Your objective
Work out how many lines of the records contain "Andino". Answer with the number and nothing else.

Source records
++++++++

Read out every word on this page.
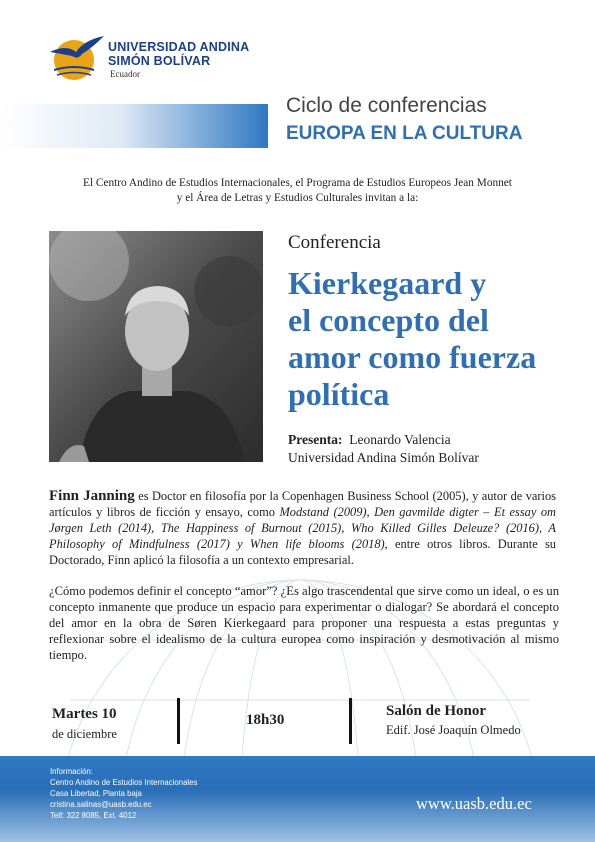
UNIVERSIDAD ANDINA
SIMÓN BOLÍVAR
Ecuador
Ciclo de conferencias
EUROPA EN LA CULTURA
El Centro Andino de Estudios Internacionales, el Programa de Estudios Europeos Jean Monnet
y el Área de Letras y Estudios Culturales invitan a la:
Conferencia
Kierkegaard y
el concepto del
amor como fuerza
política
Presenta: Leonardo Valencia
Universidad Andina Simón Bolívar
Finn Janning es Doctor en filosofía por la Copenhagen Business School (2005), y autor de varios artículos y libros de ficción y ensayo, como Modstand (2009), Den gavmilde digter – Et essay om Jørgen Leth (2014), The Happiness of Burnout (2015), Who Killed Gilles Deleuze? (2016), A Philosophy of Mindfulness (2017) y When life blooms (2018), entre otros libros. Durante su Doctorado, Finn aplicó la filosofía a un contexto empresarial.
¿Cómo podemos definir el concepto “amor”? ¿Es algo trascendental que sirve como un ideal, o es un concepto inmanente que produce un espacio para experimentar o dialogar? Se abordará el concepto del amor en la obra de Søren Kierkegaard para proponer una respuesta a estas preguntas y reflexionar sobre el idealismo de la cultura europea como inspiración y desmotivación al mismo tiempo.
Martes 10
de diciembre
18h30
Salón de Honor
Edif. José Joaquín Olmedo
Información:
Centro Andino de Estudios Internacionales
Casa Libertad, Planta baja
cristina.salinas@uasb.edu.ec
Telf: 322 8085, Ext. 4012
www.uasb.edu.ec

++++++++

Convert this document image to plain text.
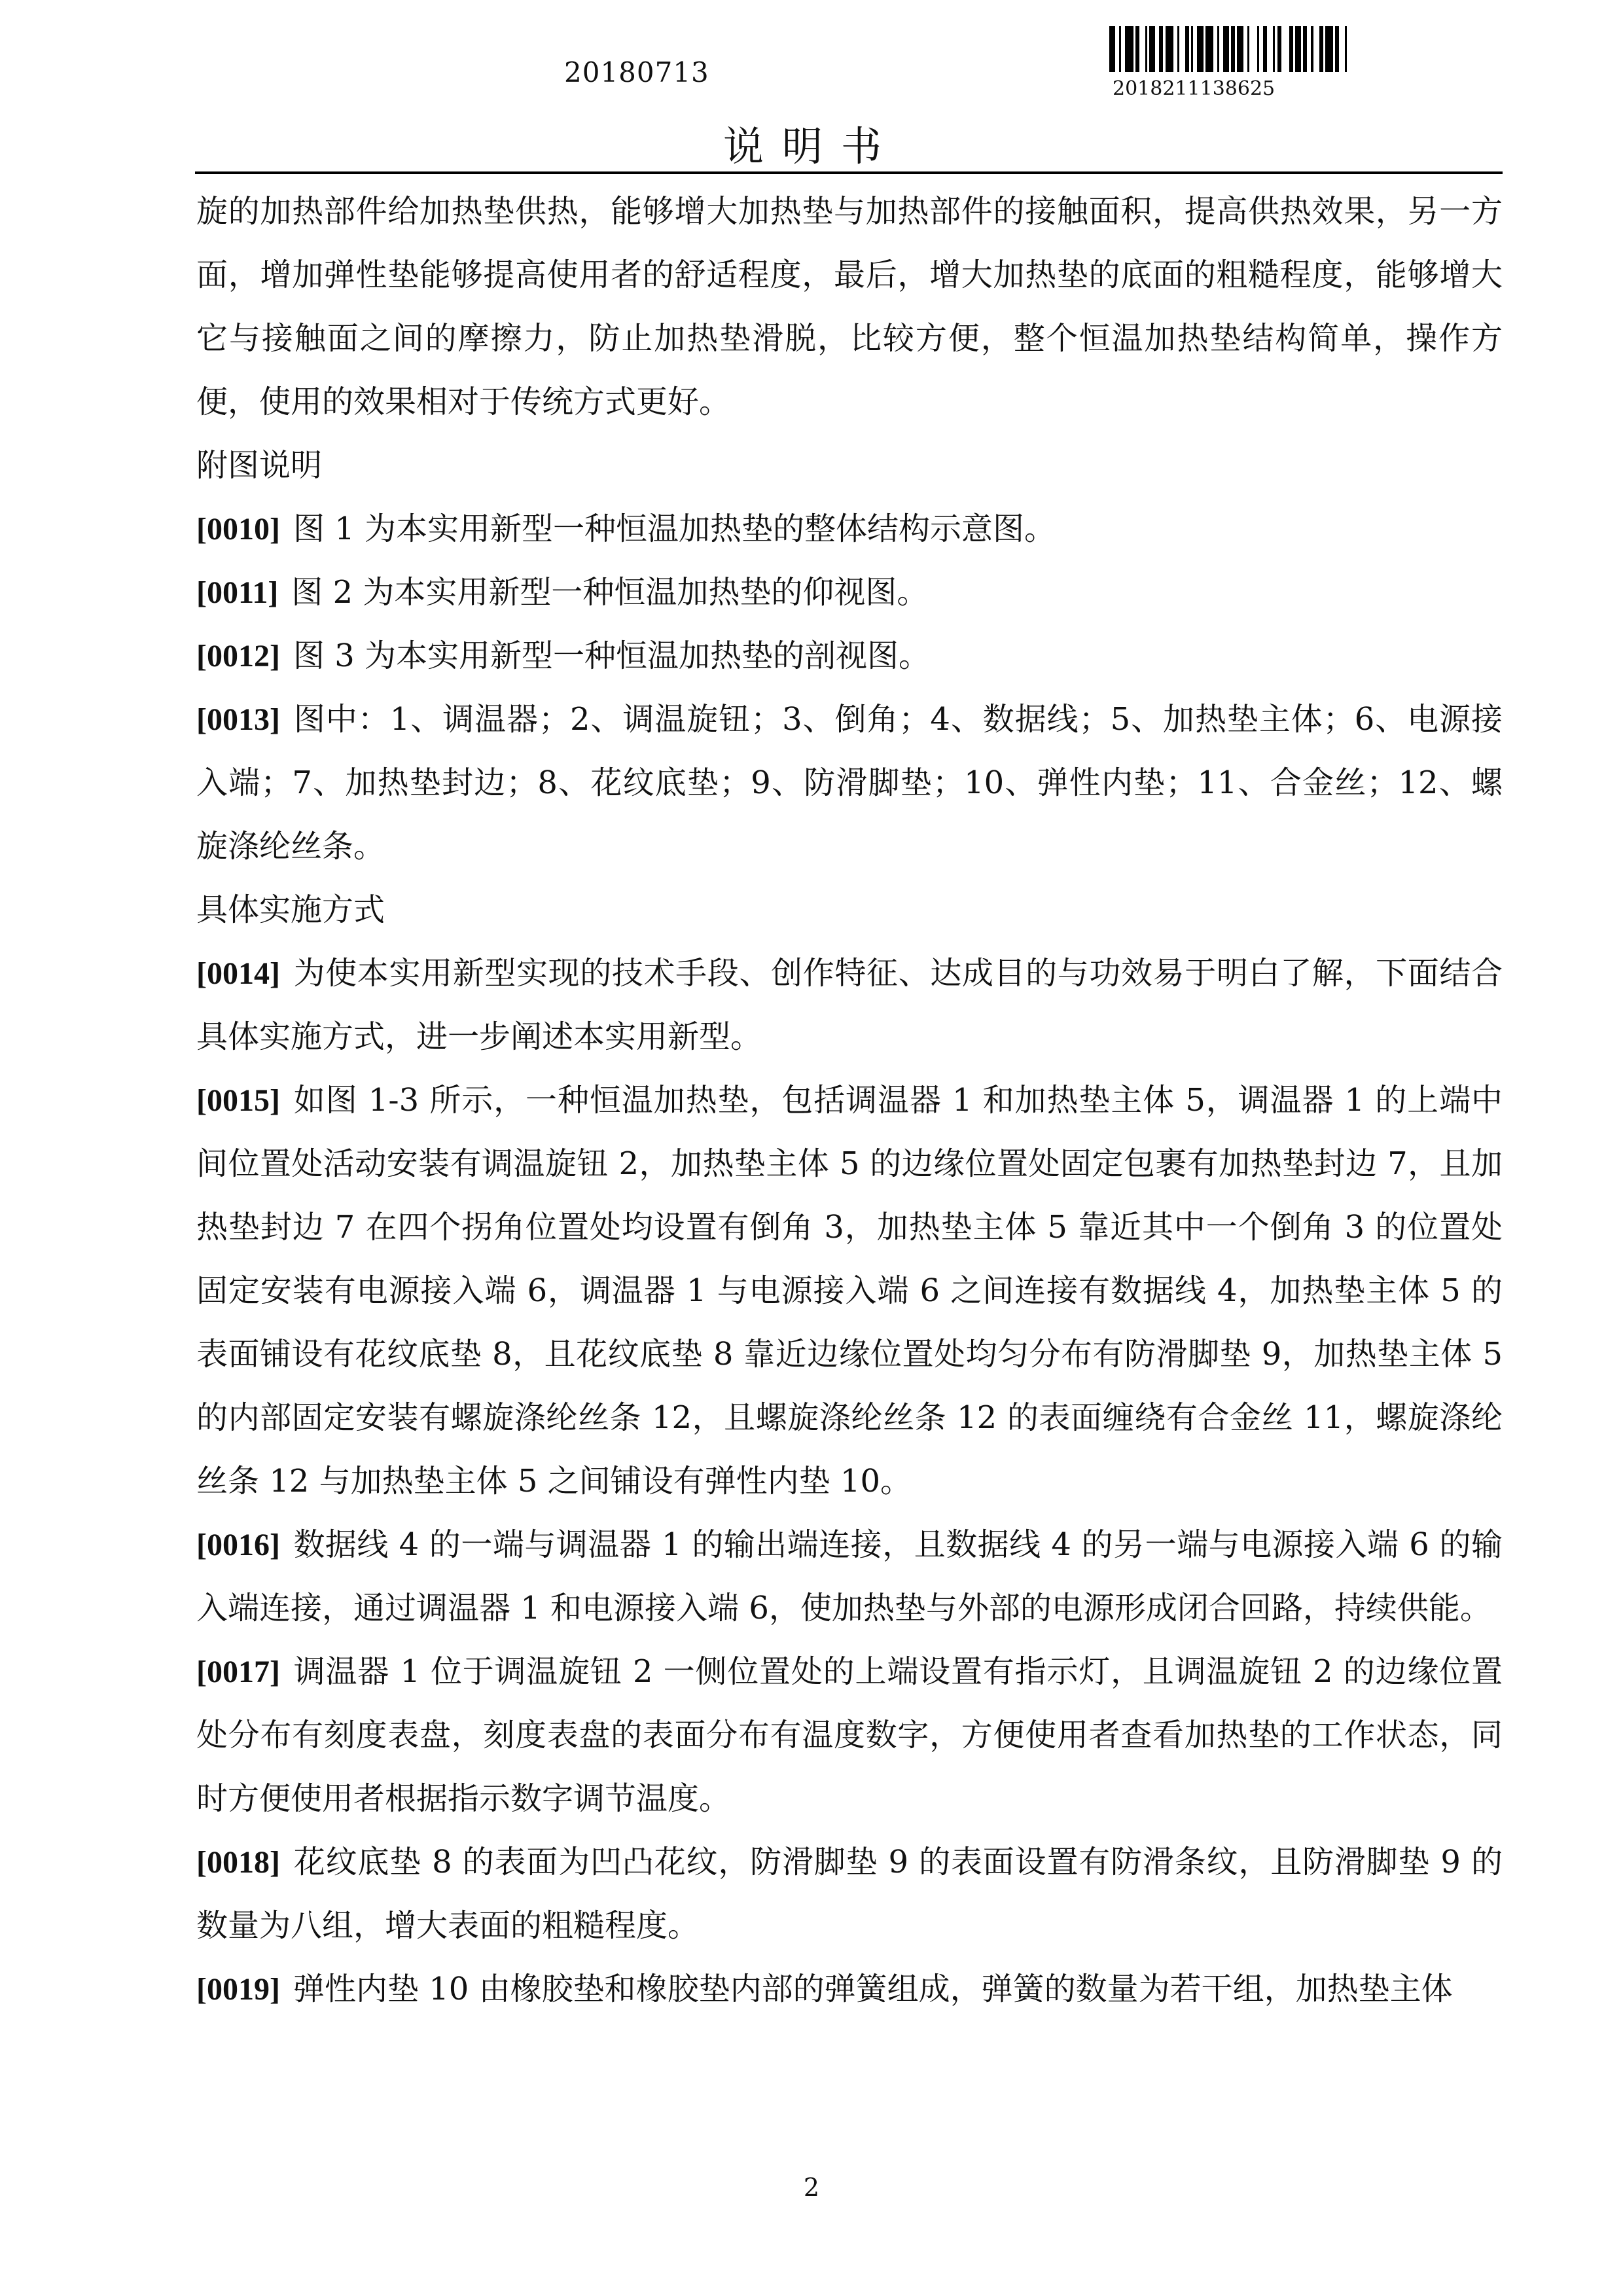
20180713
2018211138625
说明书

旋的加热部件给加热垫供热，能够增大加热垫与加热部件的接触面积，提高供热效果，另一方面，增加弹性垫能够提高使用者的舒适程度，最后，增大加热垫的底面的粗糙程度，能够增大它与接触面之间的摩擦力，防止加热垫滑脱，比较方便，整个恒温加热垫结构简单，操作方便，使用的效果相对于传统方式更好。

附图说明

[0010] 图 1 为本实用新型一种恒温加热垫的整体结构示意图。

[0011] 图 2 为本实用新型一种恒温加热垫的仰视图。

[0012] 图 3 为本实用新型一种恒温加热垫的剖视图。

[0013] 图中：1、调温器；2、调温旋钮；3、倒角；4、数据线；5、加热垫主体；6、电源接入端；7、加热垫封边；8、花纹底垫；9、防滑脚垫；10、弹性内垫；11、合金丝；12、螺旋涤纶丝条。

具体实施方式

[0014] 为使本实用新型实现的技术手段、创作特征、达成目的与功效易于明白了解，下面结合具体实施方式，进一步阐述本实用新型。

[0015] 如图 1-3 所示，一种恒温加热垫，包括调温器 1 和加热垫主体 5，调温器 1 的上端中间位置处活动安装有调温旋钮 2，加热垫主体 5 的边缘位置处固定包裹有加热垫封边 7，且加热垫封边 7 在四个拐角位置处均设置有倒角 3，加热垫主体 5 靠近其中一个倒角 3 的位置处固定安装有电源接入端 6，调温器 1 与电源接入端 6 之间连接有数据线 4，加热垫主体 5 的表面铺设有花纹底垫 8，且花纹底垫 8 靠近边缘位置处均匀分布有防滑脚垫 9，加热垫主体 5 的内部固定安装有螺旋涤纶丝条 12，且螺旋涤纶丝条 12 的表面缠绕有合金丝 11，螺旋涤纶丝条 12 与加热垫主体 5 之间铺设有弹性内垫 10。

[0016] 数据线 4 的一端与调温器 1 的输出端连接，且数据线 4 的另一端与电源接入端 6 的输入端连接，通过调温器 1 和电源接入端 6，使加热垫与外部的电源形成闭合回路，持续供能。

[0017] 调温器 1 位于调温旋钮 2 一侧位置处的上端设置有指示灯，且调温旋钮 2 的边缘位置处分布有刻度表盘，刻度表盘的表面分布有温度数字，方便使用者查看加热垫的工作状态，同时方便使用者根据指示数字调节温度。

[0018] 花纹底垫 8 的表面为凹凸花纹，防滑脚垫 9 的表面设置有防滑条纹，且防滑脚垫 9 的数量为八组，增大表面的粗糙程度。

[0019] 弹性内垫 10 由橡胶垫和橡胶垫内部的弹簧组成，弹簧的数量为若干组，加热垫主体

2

++++++++

Correct output
2